— Begin Page extract —
How to choose your VC

vc

From my many years of mentoring founders I’ve seen them spend inordinate amounts of time polishing their investor pitches, yet very little time choosing their investors.

Finding the right investor is similar to finding the right job. Of course you want to polish your resume and tailor your cover letter to the company you are applying to. But you should be spending just as much time or more deciding where it is you want to work and who you want to work with.

Of course, one big difference is that it is far harder to land a VC investment than to find a job.  According to the article in Forbes by Dileep Rao Why 99.95% Of Entrepreneurs Should Stop Wasting Time Seeking Venture Capital:

The reality is that most ventures do not qualify for venture capital and never will. According to the Small  Business Administration, about 600,000 new businesses are started in the U.S. each year, and the number of startups funded by VCs was about 300. This means that the probability of an average new business getting VC is about 0.0005 (300/600,000), and it also means that 99.95 percent of entrepreneurs will not get VC at startup.

But no true entrepreneur lets long odds stop them, right? So let’s assume you have what it takes to land a VC investment: world class team, breakthrough technology, the opportunity to totally disrupt a multi-billion dollar market, AND you have a rapidly growing, fully engaged customer base. What should you be looking for in a VC? One of the good things about VCs – and trust me, there are good things beside money, but that’s for another post – is that they want to be found. So their web sites are very informative, they list the team and their backgrounds and the companies they have invested in. Often they will often tout their IPOs and acquisitions as well. Many have blogs and virtually all have Twitter accounts. Stud what they have to say about themselves and what others say about them!

  • Geographic location – many top tier VC maintain multiple offices: Silicon Valley + n. Where n can be Boston, New York, Austin, etc. Back in my day no VC wanted to invest in a company more than an hour away from their office – too time consuming to attend board and other meetings. This seems to have changed, but all the same you want your VC to be on the same coast. So if you are in Boston, confine your search to firms with offices in Boston and New York. If you are in San Francisco you should concentrate on Silicon Valley, but don’t ignore L.A.
  • Top tier firm – there are many rankings of VC firms. You can start with CB Insights.  A bit more Googling and you should have no problem putting together a target list of firms in your region. Top tier firms are a lot more choosy but they can do a lot more for you than a mid-tier firm. After all, if your venture is world class you want a world class VC, right?
  • Portfolio fit – Some VC firms have a particular strategy or target markets. But the best way to really understand their investment strategy is to reverse engineer it from their portfolio.  The simplest cut is B2C vs. B2B. Past that you want ensure yourself that whatever you do – say data analytics for farmers – fits in with the firm’s portfolio. But make sure you aren’t competing head to head with another firm. Again back in my day firms wouldn’t invest in two firms in the exact same market segment who would view each other as competitors. While this has changed somewhat I wouldn’t advise you go after a firm that follows that practice. So this is going to require work, you need to wade through a lot of portfolios. And make sure you differentiate between recent funds and older funds. Firms with long histories like Greylock and Kleiner Perkins have had many, many funds. You should be checking their more recent fund, as firm strategies and partners do change over time.
— End Page extract —
● **Brief a**: List the headings of the bulleted points in the VC article.
— Begin Supplied material —
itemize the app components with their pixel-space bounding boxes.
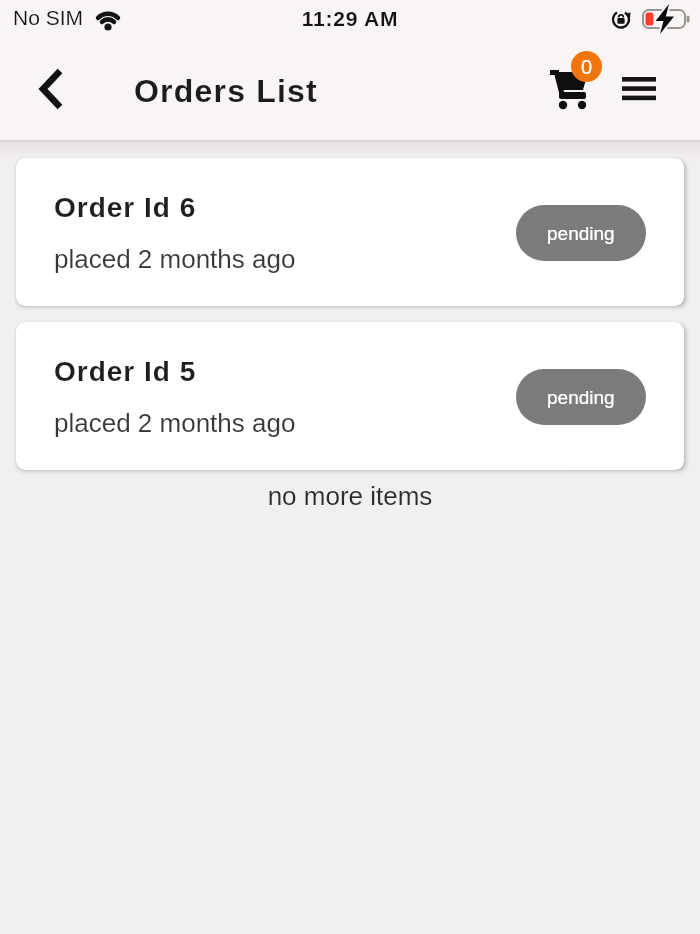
button[interactable]: Order Id 6: [16, 158, 684, 306]
staticText: Orders List: [134, 73, 318, 109]
button[interactable]: pending: [516, 205, 646, 261]
button[interactable]: pending: [516, 369, 646, 425]
staticText: placed 2 months ago: [54, 408, 296, 437]
staticText: 0: [581, 56, 593, 78]
button[interactable]: [622, 77, 656, 102]
staticText: Order Id 6: [54, 192, 197, 223]
staticText: no more items: [0, 481, 700, 510]
staticText: 11:29 AM: [0, 7, 700, 30]
staticText: Order Id 5: [54, 356, 197, 387]
staticText: pending: [547, 223, 615, 244]
staticText: placed 2 months ago: [54, 244, 296, 273]
staticText: No SIM: [13, 6, 84, 29]
staticText: pending: [547, 387, 615, 408]
button[interactable]: 0: [544, 48, 604, 112]
button[interactable]: Order Id 5: [16, 322, 684, 470]
button[interactable]: [36, 66, 66, 112]
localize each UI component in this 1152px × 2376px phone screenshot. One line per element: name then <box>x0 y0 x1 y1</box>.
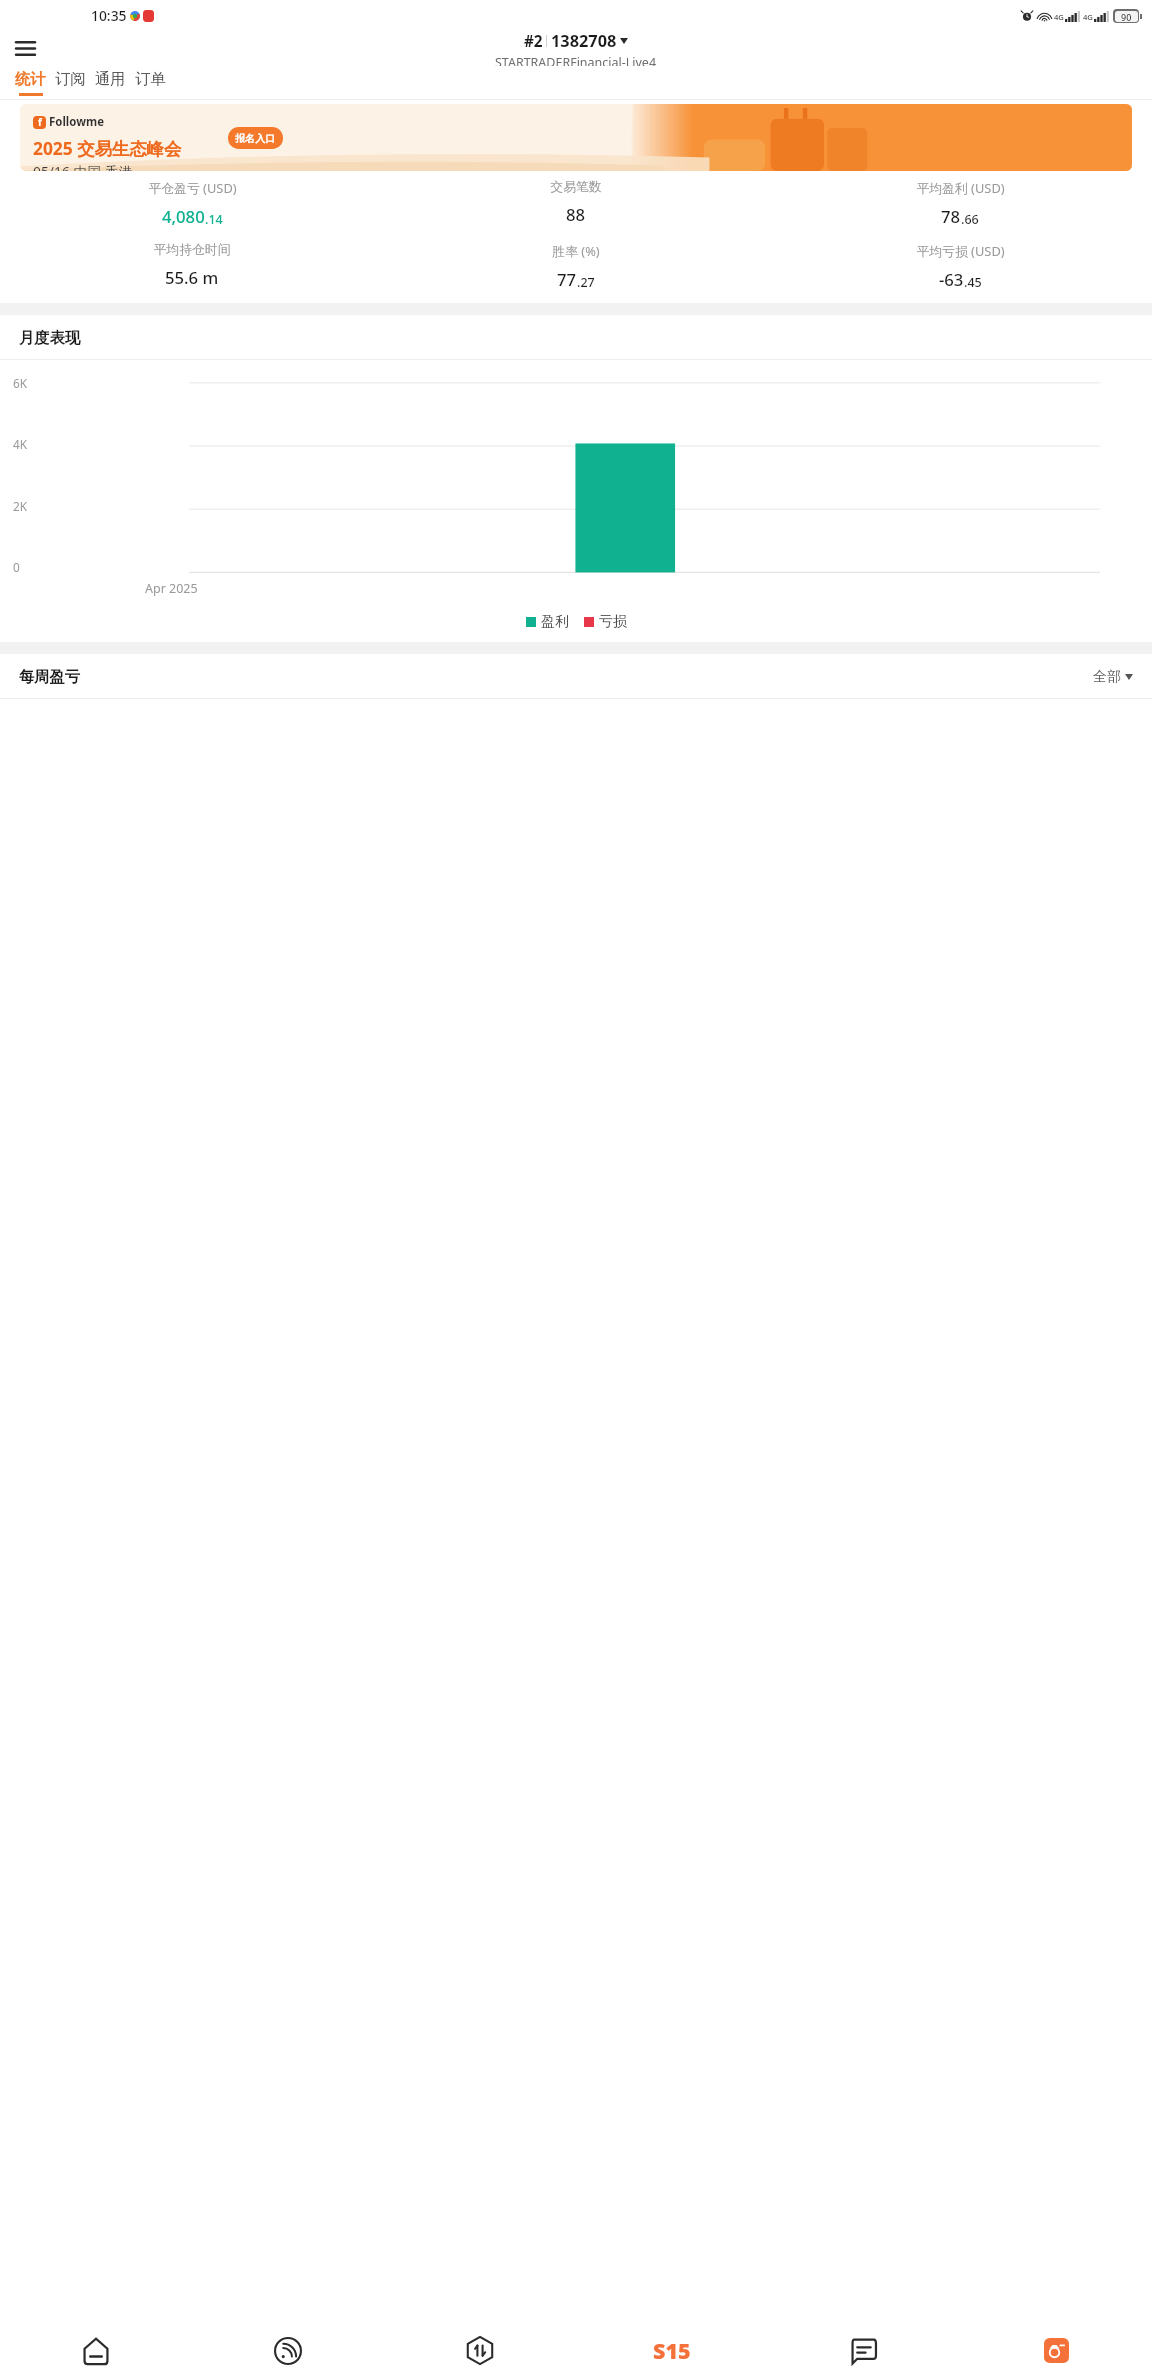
— End Supplied material —
● **Brief b**: Please copy the dataset rows from their start through the line containing "staticText: placed 2 months ago: [54, 408, 296, 437]", both ends included, leaving out the pictures.

● **Full output a**:
Geographic location
Top tier firm
Portfolio fit

● **Full output b**:
itemize the app components with their pixel-space bounding boxes.
button[interactable]: Order Id 6: [16, 158, 684, 306]
staticText: Orders List: [134, 73, 318, 109]
button[interactable]: pending: [516, 205, 646, 261]
button[interactable]: pending: [516, 369, 646, 425]
staticText: placed 2 months ago: [54, 408, 296, 437]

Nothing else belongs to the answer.